INSTRUCTION — Check every line below for the word "цилиндров" and copy the ones that have it.

INPUT ROWS —
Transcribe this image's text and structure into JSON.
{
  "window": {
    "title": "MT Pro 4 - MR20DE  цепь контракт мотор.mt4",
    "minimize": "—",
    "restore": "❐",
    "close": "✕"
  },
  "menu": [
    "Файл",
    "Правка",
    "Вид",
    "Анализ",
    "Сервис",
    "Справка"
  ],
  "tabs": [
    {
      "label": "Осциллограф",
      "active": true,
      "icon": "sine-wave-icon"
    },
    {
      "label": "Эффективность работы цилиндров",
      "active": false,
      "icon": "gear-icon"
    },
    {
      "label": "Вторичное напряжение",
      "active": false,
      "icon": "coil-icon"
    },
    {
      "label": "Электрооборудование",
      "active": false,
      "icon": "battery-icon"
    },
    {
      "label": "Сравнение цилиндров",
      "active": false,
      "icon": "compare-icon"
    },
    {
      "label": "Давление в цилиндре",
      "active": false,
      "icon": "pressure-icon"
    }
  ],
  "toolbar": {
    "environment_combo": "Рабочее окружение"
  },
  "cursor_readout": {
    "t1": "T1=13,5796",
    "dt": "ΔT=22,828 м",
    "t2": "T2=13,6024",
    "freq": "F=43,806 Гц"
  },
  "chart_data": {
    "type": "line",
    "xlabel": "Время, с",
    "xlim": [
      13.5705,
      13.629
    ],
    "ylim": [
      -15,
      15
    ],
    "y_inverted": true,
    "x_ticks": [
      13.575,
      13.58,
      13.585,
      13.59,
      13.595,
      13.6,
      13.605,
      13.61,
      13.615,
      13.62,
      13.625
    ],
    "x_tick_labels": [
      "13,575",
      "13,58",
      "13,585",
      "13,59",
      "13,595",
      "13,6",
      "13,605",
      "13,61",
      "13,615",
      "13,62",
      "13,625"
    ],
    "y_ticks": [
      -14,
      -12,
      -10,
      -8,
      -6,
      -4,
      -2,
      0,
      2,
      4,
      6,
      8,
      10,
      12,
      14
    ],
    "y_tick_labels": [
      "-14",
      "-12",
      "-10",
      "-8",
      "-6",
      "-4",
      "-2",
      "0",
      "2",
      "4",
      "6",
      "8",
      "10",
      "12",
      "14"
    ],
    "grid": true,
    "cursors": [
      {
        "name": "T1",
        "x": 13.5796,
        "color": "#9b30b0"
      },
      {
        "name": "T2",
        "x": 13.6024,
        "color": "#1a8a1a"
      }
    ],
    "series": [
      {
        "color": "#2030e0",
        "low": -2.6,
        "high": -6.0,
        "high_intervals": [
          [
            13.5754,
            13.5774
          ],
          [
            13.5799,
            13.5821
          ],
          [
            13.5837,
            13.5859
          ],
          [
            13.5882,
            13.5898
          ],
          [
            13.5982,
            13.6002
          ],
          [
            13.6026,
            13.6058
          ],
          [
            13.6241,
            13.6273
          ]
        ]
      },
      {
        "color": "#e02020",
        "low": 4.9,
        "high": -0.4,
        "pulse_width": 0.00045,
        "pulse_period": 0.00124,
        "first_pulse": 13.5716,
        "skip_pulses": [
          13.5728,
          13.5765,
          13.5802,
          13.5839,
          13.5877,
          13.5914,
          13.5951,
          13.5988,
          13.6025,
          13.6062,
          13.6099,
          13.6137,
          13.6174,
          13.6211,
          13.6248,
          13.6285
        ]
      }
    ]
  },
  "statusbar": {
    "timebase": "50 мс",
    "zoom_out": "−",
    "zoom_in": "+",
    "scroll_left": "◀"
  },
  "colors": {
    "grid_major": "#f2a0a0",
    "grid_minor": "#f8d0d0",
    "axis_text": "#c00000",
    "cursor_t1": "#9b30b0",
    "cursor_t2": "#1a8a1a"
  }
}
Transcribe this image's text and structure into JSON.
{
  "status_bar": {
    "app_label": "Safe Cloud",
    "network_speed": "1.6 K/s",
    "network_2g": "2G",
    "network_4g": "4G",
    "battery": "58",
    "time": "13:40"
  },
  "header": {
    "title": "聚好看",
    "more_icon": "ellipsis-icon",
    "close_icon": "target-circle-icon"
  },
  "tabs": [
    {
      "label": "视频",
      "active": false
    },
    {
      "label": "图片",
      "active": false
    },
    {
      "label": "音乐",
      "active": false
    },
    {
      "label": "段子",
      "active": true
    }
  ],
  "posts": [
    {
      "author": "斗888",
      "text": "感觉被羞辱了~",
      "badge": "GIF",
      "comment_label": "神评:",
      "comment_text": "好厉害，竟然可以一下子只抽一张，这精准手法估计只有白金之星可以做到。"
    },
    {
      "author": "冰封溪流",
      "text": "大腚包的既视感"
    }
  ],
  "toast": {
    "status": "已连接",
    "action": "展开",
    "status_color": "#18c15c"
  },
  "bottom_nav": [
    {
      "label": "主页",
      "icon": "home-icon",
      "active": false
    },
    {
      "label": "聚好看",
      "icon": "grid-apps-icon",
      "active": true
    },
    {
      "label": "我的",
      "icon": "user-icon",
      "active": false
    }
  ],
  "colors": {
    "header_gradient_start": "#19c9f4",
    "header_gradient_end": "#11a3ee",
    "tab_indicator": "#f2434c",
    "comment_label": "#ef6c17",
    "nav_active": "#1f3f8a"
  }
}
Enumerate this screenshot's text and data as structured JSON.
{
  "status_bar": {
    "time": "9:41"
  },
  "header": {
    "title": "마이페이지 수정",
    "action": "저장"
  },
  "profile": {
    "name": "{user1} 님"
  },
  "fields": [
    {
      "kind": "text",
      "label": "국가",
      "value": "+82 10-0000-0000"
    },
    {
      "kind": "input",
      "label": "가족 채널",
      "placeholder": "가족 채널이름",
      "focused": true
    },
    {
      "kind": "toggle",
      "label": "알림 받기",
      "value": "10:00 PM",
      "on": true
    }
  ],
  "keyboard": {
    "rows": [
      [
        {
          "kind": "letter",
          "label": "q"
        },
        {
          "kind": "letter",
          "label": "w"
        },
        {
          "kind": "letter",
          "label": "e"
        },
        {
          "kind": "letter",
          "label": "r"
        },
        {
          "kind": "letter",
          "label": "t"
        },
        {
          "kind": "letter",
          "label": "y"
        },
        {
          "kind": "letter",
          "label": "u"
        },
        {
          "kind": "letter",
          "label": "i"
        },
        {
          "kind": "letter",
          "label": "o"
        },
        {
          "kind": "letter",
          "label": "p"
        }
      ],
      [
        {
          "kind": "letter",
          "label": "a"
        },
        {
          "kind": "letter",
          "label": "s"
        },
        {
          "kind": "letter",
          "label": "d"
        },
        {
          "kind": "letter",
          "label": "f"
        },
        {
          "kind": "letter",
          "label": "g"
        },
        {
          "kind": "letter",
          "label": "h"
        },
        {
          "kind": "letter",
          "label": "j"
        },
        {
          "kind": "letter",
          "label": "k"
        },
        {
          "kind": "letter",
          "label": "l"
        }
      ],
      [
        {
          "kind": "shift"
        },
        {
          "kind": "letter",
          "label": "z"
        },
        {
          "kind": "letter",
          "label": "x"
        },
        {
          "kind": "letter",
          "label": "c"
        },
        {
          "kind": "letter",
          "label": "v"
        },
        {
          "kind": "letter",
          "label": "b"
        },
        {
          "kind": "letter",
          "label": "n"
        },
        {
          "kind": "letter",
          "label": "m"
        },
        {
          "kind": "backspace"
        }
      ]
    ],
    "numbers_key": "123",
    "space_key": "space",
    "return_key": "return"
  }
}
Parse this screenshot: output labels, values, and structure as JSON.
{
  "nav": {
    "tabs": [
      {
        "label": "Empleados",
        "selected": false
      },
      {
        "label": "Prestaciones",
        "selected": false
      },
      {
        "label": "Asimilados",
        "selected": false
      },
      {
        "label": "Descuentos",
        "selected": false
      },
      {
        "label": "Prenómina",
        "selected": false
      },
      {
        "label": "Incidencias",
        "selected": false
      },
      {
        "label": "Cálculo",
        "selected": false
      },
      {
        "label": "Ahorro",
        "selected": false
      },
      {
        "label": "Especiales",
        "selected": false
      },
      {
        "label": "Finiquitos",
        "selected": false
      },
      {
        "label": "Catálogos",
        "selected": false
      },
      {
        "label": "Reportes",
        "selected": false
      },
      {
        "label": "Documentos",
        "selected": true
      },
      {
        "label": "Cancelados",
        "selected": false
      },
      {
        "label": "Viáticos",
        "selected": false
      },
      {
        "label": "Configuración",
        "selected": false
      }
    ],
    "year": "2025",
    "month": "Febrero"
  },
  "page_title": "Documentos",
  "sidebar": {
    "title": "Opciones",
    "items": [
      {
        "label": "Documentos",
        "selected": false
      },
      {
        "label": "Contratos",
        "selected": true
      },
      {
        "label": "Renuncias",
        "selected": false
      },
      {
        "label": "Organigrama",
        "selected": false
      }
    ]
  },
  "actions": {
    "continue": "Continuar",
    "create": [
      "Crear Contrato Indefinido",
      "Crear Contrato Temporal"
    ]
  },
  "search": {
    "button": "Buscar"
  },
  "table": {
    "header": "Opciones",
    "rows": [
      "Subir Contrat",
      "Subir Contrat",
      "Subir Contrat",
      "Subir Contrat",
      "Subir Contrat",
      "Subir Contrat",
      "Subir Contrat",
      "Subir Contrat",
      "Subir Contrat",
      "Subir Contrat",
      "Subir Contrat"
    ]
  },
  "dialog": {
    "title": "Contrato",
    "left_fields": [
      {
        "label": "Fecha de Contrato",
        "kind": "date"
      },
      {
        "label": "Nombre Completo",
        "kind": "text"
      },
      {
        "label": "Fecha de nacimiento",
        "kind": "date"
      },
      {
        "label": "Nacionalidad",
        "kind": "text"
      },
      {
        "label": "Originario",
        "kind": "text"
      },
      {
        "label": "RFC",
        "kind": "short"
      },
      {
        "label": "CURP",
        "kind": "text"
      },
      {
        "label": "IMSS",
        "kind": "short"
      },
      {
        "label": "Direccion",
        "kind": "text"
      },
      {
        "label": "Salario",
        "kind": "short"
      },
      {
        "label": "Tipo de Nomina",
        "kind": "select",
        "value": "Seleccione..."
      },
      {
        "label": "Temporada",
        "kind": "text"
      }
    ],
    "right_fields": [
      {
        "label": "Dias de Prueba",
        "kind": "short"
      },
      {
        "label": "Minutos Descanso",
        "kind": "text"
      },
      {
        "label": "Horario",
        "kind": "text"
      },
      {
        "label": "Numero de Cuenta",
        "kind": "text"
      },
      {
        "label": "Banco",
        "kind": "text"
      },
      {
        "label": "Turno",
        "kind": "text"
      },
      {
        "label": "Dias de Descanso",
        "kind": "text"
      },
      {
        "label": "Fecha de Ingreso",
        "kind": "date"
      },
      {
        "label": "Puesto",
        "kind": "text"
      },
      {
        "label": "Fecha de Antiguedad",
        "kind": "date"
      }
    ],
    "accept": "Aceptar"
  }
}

WRITTEN SOLUTION —
      "label": "Эффективность работы цилиндров",
      "label": "Сравнение цилиндров",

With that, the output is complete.